### [Instruction]
Pick out every line of the data below that contains the word "Help", and copy each one in full.
-------------------------
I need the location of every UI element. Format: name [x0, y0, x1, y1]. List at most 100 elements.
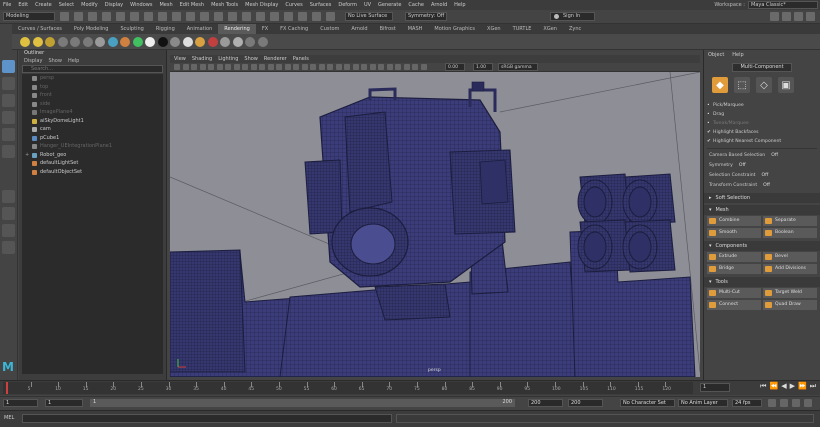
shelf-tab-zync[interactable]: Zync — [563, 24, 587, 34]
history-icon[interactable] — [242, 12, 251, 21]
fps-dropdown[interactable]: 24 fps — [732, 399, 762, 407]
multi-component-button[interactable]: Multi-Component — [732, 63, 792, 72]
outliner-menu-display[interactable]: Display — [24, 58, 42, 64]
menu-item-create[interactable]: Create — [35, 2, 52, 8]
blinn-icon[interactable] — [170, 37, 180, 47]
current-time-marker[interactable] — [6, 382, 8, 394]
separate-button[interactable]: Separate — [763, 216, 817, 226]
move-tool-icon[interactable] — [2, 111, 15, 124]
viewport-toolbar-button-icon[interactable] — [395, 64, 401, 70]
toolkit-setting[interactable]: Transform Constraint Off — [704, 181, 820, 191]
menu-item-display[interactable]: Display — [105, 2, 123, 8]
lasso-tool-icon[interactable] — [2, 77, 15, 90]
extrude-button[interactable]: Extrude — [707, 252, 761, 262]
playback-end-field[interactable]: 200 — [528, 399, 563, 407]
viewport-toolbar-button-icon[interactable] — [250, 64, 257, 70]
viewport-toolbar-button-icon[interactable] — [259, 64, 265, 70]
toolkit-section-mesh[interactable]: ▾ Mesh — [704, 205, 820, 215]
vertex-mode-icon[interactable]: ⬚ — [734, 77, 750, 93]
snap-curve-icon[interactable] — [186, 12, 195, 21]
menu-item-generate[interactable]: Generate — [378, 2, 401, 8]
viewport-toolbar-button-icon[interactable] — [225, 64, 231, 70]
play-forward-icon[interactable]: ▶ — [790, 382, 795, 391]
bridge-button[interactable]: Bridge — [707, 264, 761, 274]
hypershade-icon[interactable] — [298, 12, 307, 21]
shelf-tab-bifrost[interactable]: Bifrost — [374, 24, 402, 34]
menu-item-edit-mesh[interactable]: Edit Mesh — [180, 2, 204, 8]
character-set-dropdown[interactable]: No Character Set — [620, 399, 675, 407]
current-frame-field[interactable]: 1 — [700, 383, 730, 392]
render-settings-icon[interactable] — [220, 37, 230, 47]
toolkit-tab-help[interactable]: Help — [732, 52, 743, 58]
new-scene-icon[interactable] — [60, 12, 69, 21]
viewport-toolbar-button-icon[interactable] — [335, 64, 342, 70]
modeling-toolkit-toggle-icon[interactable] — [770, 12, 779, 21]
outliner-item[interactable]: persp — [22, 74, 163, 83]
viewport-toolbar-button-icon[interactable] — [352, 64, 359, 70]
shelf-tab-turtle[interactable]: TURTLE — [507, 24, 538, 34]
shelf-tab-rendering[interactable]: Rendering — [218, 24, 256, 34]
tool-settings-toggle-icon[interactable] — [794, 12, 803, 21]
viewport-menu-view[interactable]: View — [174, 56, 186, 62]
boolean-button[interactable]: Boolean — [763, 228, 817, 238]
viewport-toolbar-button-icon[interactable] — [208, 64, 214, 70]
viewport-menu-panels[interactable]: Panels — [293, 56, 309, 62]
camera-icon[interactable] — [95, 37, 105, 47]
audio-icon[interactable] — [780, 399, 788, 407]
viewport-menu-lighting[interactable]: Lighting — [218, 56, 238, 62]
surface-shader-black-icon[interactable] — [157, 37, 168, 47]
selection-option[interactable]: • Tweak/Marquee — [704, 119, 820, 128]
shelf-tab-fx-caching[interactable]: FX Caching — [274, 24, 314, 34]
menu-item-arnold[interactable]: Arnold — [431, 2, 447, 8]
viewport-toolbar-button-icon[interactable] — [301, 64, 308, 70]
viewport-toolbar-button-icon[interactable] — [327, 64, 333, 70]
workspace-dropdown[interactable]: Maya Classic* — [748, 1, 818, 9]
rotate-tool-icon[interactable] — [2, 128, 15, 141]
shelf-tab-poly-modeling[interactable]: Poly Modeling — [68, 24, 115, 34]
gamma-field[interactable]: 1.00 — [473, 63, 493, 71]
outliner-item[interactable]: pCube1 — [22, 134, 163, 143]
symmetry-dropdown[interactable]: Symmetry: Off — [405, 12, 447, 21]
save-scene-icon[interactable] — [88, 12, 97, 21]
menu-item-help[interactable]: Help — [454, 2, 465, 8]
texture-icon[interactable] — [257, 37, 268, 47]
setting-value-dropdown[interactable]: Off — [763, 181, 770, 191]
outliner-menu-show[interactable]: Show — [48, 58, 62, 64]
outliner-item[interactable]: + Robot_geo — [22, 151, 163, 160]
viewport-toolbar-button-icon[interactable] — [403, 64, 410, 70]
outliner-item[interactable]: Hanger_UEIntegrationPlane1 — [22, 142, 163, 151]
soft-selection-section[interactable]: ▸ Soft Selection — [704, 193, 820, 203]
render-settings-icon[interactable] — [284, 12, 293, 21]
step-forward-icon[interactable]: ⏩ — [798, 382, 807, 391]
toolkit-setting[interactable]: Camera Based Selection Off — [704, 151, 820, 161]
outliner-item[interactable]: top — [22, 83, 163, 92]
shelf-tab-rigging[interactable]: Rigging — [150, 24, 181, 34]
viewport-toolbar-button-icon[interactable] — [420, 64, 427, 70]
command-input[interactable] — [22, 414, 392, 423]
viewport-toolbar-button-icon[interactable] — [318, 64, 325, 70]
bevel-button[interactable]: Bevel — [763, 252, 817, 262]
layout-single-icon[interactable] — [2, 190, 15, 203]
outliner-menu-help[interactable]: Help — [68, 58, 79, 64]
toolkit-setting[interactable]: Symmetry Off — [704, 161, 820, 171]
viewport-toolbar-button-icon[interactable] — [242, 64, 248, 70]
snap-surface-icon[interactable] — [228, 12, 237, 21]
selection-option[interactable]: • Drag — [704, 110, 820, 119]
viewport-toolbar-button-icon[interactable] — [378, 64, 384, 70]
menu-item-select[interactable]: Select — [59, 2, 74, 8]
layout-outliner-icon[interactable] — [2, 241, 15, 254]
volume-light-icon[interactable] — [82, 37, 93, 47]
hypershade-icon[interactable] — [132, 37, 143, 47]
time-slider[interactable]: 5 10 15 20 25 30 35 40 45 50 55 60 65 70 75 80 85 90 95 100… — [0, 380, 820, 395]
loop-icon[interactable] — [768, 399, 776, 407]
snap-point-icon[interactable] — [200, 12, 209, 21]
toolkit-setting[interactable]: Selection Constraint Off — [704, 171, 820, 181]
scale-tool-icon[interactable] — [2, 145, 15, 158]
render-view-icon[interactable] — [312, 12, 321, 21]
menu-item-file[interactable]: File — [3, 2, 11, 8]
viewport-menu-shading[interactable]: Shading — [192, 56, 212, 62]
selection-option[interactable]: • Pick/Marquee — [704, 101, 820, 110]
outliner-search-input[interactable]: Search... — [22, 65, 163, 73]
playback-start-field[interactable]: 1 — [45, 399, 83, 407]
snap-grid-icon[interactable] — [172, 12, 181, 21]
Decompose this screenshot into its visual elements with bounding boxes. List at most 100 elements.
-------------------------
### [Task output]
toolkit-tab-help[interactable]: Help — [732, 52, 743, 58]
menu-item-help[interactable]: Help — [454, 2, 465, 8]
outliner-menu-help[interactable]: Help — [68, 58, 79, 64]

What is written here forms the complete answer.